Direction |
Copy out exactly the lines from the one containing "Serialize everything readable" through the end of the records, and no pictures.

(Dataset records on visual material)
/---

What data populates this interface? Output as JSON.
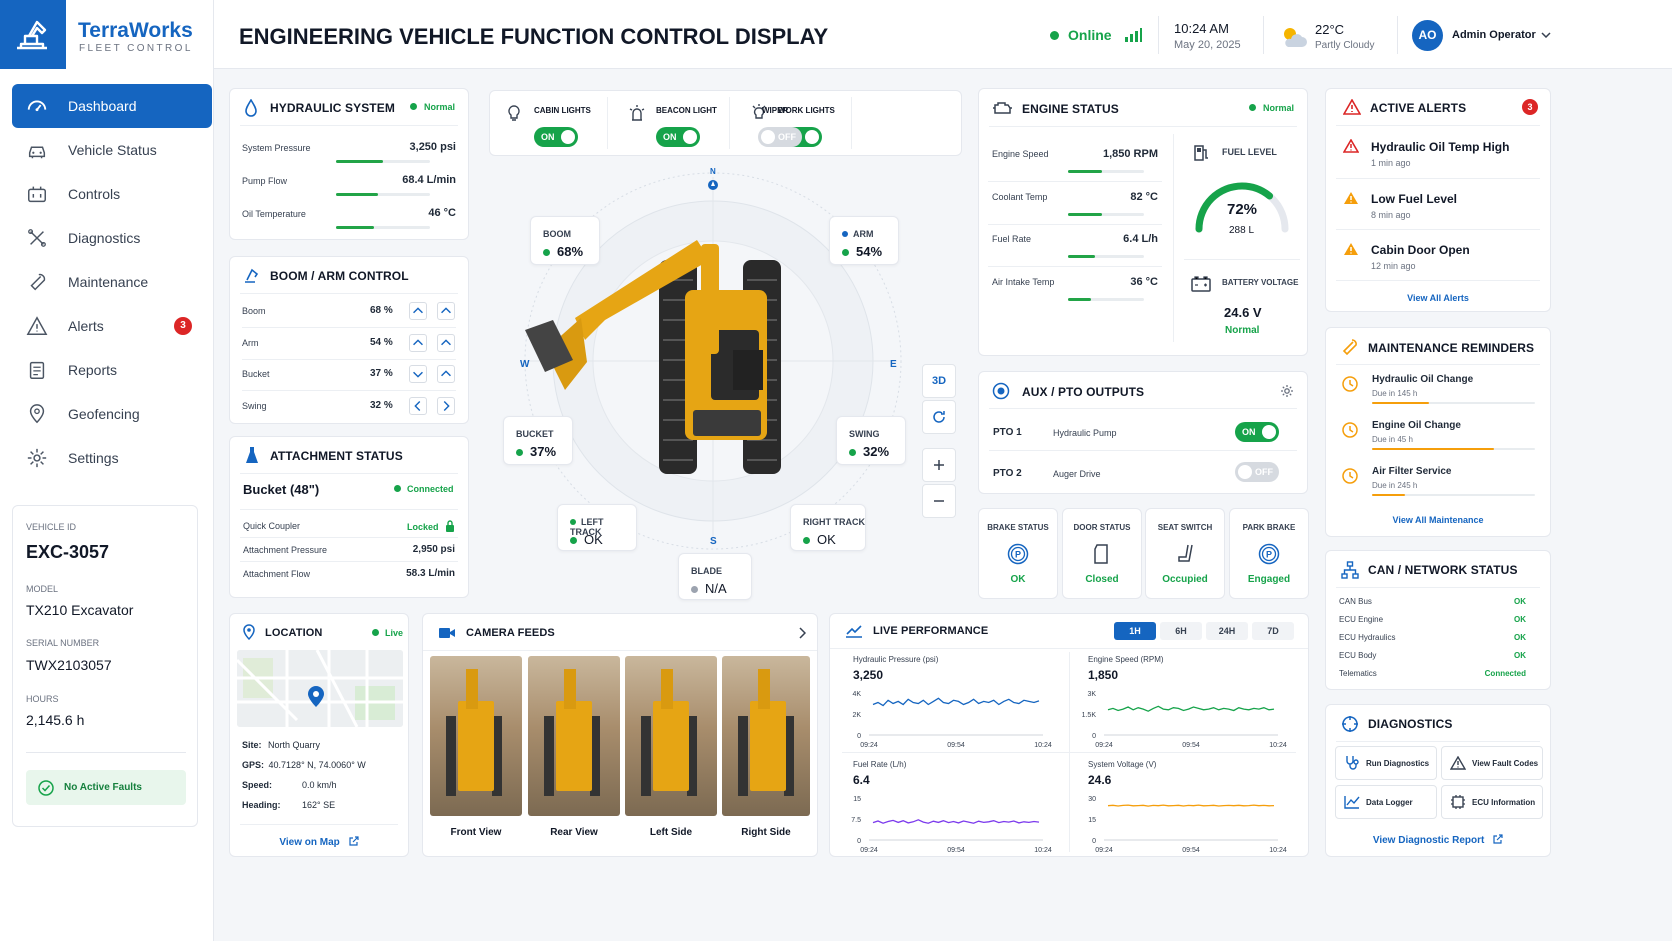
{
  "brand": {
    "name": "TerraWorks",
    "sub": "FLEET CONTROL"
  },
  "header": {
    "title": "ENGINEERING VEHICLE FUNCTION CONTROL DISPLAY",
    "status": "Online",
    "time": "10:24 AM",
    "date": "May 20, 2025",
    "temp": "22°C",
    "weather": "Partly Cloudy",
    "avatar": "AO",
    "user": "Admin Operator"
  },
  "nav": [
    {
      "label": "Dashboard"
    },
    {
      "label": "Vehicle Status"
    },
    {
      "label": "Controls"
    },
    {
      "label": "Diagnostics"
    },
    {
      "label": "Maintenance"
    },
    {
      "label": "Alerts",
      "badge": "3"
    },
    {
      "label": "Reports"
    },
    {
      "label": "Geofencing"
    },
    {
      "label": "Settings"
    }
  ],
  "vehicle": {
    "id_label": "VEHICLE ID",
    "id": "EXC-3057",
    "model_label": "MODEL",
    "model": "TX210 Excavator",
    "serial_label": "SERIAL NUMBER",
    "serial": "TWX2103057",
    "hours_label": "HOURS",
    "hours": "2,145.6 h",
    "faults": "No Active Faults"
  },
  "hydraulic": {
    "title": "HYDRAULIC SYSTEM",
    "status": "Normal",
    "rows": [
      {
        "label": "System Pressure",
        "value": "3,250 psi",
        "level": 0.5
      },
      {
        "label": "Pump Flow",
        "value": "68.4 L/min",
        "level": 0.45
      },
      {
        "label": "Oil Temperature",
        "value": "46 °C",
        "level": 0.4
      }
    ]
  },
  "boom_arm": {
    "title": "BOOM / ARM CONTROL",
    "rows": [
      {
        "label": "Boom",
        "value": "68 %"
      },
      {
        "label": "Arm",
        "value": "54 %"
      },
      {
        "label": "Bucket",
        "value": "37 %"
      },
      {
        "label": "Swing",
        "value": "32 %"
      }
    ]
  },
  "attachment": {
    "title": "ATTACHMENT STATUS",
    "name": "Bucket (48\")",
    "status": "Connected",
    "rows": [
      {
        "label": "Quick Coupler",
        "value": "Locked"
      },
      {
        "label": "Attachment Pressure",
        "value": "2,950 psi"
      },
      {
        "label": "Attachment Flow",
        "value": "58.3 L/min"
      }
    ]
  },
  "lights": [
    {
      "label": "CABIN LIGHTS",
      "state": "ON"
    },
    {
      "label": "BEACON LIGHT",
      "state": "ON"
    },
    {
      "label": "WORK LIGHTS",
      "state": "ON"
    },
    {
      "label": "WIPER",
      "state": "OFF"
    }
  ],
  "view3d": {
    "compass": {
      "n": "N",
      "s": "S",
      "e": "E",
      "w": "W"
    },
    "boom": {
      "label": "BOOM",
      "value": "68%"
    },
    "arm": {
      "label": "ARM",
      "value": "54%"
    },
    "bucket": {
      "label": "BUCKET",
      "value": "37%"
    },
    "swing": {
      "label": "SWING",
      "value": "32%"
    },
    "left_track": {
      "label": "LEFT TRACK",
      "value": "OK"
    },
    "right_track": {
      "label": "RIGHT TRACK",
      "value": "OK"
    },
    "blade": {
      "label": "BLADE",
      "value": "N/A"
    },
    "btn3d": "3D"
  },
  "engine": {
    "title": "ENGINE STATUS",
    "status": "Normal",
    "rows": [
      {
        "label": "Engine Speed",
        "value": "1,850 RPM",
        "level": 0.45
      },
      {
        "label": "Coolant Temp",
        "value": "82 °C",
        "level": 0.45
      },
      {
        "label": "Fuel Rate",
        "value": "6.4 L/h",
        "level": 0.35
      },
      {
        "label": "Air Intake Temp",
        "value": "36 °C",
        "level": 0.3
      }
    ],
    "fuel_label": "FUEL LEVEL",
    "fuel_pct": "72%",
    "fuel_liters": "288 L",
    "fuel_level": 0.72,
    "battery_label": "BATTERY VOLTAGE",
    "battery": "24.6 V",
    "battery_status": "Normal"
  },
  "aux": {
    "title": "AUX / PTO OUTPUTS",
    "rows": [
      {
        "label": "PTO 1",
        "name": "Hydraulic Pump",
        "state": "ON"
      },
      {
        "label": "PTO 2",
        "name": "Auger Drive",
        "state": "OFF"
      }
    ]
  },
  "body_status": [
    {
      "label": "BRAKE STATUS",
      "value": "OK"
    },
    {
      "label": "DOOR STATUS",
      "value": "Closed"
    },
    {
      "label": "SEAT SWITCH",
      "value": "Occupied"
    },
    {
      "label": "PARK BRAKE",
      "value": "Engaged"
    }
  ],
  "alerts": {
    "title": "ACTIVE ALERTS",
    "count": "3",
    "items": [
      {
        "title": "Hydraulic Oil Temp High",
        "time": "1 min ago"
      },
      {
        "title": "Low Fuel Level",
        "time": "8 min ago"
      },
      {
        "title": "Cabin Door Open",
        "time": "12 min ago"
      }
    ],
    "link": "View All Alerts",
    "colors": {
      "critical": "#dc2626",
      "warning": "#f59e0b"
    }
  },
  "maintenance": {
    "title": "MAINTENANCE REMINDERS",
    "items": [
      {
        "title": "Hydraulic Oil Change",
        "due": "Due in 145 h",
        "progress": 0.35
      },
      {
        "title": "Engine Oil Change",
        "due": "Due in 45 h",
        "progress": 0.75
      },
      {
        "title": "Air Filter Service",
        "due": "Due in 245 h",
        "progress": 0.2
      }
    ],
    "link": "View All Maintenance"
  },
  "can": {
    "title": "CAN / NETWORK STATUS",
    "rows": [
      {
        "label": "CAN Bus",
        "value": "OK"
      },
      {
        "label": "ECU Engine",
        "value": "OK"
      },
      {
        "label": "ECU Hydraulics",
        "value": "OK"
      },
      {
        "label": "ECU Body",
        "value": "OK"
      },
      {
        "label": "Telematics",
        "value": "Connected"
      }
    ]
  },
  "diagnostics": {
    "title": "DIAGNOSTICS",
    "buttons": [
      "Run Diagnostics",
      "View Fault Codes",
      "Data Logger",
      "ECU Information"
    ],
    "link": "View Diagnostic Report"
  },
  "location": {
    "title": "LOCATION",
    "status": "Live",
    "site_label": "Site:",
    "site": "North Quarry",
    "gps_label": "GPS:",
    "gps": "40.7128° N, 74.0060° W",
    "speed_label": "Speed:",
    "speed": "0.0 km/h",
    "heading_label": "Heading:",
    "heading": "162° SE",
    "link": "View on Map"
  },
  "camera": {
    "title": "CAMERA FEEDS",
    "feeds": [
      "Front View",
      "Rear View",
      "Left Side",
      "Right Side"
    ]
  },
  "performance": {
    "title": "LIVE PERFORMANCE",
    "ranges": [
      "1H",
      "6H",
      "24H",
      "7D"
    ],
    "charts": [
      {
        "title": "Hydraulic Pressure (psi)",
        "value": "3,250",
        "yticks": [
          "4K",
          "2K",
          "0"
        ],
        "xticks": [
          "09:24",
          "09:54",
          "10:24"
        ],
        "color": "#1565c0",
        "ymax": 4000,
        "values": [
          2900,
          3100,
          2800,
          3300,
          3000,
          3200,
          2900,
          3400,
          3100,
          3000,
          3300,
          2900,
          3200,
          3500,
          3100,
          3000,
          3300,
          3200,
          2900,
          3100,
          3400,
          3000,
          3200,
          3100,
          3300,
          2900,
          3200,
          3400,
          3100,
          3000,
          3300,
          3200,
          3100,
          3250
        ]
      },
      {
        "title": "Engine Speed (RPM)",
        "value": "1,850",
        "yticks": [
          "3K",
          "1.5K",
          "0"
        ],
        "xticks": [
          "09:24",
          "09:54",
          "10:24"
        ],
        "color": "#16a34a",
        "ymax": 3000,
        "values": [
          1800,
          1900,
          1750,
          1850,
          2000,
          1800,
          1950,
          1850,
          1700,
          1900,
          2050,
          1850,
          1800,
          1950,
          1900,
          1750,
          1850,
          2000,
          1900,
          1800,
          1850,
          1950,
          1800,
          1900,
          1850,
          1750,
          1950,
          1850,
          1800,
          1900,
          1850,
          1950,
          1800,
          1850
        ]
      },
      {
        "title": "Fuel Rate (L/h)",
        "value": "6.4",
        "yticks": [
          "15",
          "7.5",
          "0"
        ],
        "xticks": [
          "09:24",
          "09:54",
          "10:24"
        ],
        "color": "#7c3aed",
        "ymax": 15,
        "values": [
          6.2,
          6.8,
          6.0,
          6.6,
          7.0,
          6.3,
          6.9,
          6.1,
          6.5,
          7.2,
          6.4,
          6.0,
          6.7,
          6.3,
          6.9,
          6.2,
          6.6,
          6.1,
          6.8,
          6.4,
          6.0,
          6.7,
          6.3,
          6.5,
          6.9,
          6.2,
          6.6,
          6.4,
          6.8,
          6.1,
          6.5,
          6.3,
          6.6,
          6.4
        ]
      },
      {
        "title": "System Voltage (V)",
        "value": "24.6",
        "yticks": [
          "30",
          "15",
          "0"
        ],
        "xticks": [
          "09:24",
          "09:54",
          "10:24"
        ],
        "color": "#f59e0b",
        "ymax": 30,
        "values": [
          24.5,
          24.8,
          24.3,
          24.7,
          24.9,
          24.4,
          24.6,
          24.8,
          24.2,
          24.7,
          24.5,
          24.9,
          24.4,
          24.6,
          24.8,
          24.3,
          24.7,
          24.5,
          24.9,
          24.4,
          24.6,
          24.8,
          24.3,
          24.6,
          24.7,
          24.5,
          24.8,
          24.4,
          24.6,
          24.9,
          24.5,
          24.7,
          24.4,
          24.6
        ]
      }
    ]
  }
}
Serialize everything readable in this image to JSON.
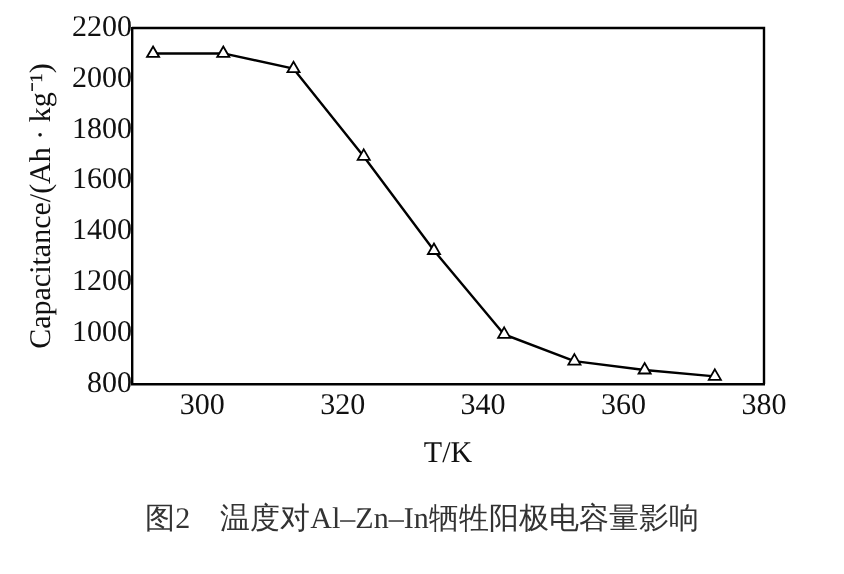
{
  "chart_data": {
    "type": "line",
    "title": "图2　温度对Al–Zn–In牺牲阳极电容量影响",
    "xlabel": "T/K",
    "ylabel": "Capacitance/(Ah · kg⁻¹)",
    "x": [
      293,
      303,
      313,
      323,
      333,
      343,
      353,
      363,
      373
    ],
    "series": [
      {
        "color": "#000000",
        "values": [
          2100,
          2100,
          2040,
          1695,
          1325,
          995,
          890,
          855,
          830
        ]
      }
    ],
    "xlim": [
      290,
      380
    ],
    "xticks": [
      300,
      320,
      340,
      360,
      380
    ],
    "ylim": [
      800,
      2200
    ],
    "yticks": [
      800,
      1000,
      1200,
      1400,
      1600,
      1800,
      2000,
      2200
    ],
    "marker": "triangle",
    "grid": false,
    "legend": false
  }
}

\---

Answer to this exercise |
Serialize everything readable in this image to JSON.
{
  "chart_data": {
    "type": "line",
    "title": "图2　温度对Al–Zn–In牺牲阳极电容量影响",
    "xlabel": "T/K",
    "ylabel": "Capacitance/(Ah · kg⁻¹)",
    "x": [
      293,
      303,
      313,
      323,
      333,
      343,
      353,
      363,
      373
    ],
    "series": [
      {
        "color": "#000000",
        "values": [
          2100,
          2100,
          2040,
          1695,
          1325,
          995,
          890,
          855,
          830
        ]
      }
    ],
    "xlim": [
      290,
      380
    ],
    "xticks": [
      300,
      320,
      340,
      360,
      380
    ],
    "ylim": [
      800,
      2200
    ],
    "yticks": [
      800,
      1000,
      1200,
      1400,
      1600,
      1800,
      2000,
      2200
    ],
    "marker": "triangle",
    "grid": false,
    "legend": false
  }
}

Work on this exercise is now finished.